• [CHALLENGE] Copy each line below that includes "name".

• [MATERIAL FOR THE TASK]

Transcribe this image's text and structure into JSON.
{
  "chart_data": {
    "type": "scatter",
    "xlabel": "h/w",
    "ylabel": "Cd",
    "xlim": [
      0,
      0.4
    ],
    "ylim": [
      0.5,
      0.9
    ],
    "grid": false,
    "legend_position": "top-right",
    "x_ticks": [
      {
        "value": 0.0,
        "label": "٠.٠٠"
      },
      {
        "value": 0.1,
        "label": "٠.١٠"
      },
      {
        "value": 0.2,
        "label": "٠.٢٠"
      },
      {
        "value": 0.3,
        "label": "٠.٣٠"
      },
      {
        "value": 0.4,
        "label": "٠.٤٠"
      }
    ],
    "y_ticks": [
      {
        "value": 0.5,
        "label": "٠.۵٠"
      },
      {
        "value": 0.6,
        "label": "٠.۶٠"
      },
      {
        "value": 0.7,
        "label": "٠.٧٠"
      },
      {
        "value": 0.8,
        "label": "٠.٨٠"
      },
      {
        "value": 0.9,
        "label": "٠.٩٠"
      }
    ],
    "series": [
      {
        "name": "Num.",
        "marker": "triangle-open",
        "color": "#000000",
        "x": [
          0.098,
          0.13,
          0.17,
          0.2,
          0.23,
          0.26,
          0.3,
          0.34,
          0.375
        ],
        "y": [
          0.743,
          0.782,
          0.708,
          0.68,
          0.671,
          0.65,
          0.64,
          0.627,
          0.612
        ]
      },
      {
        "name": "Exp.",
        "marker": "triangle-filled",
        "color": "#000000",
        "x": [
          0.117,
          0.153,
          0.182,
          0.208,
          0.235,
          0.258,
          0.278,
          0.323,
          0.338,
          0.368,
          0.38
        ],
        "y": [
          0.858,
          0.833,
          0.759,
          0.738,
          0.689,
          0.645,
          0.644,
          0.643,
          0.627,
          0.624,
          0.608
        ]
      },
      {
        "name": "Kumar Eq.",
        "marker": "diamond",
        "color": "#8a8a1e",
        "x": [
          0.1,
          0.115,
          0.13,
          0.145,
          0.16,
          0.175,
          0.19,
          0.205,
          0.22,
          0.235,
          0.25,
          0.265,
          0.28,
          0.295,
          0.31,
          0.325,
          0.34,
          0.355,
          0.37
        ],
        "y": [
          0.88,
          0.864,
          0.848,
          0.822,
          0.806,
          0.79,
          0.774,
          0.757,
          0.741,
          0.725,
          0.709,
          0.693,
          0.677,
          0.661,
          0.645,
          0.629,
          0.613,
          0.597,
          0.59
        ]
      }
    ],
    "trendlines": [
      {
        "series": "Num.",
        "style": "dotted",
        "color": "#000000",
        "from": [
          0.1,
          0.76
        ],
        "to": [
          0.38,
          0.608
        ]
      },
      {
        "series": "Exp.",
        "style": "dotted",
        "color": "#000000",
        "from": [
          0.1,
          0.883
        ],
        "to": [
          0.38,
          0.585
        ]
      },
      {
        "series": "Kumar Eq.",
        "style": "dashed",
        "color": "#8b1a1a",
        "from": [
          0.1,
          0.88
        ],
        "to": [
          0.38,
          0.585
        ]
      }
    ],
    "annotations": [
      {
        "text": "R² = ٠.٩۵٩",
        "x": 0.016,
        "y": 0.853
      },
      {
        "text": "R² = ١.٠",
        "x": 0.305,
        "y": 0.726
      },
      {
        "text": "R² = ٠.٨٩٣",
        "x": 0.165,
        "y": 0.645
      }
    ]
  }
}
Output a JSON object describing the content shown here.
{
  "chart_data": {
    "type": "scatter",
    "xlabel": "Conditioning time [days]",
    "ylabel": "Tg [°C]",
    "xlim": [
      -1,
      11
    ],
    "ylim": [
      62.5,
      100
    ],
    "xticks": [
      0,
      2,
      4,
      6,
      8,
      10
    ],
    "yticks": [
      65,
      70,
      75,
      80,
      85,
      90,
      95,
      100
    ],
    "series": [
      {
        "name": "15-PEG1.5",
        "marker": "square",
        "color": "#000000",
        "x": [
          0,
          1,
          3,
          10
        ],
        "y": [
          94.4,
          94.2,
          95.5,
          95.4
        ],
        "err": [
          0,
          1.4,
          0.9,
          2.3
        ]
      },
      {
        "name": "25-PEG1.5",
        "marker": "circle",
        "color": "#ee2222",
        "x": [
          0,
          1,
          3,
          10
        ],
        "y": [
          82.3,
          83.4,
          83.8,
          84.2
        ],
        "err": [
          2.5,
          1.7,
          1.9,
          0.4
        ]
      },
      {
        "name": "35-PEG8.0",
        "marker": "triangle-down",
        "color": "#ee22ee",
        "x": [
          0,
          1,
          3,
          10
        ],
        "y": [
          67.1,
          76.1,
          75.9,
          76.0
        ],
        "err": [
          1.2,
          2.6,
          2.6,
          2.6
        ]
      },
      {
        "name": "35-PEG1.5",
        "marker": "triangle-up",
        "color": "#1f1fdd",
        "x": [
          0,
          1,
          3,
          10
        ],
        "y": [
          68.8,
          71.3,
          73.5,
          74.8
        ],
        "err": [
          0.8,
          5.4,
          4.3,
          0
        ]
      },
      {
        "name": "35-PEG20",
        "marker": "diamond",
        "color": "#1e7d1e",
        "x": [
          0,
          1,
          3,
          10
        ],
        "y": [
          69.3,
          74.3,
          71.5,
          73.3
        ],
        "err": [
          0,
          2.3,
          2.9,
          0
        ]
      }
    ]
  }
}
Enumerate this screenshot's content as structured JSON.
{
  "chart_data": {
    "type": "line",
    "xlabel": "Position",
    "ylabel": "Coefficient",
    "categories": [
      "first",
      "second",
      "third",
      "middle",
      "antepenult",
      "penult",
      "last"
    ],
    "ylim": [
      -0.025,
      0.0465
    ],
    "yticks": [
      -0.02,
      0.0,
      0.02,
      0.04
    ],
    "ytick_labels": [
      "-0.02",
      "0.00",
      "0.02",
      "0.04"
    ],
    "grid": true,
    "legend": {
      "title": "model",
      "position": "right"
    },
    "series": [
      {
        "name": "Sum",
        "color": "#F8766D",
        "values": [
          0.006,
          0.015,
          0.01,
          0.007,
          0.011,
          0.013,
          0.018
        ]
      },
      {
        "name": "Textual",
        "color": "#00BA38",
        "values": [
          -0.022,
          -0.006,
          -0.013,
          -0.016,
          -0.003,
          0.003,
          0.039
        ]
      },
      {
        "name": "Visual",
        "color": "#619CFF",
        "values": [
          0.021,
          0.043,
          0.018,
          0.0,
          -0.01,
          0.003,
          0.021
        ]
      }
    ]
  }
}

• [THE COMPLETED TASK]
        "name": "Num.",
        "name": "Exp.",
        "name": "Kumar Eq.",
        "name": "15-PEG1.5",
        "name": "25-PEG1.5",
        "name": "35-PEG8.0",
        "name": "35-PEG1.5",
        "name": "35-PEG20",
        "name": "Sum",
        "name": "Textual",
        "name": "Visual",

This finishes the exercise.